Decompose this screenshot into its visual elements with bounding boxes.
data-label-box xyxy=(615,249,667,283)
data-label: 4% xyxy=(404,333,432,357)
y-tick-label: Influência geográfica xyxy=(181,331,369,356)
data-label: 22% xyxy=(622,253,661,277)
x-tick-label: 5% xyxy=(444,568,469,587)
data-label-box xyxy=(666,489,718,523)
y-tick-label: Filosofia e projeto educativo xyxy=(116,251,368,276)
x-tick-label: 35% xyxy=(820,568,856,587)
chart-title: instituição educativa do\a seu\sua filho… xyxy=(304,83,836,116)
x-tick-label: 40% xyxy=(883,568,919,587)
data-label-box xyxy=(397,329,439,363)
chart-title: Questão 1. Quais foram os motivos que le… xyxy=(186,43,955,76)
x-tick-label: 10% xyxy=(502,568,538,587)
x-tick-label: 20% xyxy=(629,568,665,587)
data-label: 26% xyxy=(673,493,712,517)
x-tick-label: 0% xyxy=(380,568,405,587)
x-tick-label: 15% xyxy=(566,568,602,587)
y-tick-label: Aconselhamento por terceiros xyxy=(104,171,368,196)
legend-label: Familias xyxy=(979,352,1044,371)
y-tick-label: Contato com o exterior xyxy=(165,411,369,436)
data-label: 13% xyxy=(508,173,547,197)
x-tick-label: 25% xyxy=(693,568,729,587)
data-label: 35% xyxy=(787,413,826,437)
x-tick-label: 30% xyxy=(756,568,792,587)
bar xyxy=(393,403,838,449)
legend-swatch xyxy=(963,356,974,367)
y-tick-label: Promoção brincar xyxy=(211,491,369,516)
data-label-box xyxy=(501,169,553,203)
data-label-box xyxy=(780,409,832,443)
§ §
Copy all of the material above, keeping every line unchanged and in the same order.

### [TASK RESULT]
Decompose this screenshot into its visual elements with bounding boxes.
data-label-box xyxy=(615,249,667,283)
data-label: 4% xyxy=(404,333,432,357)
y-tick-label: Influência geográfica xyxy=(181,331,369,356)
data-label: 22% xyxy=(622,253,661,277)
x-tick-label: 5% xyxy=(444,568,469,587)
data-label-box xyxy=(666,489,718,523)
y-tick-label: Filosofia e projeto educativo xyxy=(116,251,368,276)
x-tick-label: 35% xyxy=(820,568,856,587)
chart-title: instituição educativa do\a seu\sua filho… xyxy=(304,83,836,116)
x-tick-label: 40% xyxy=(883,568,919,587)
data-label-box xyxy=(397,329,439,363)
chart-title: Questão 1. Quais foram os motivos que le… xyxy=(186,43,955,76)
x-tick-label: 10% xyxy=(502,568,538,587)
x-tick-label: 20% xyxy=(629,568,665,587)
data-label: 26% xyxy=(673,493,712,517)
x-tick-label: 0% xyxy=(380,568,405,587)
x-tick-label: 15% xyxy=(566,568,602,587)
y-tick-label: Aconselhamento por terceiros xyxy=(104,171,368,196)
legend-label: Familias xyxy=(979,352,1044,371)
y-tick-label: Contato com o exterior xyxy=(165,411,369,436)
data-label: 13% xyxy=(508,173,547,197)
x-tick-label: 25% xyxy=(693,568,729,587)
data-label: 35% xyxy=(787,413,826,437)
x-tick-label: 30% xyxy=(756,568,792,587)
bar xyxy=(393,403,838,449)
legend-swatch xyxy=(963,356,974,367)
y-tick-label: Promoção brincar xyxy=(211,491,369,516)
data-label-box xyxy=(501,169,553,203)
data-label-box xyxy=(780,409,832,443)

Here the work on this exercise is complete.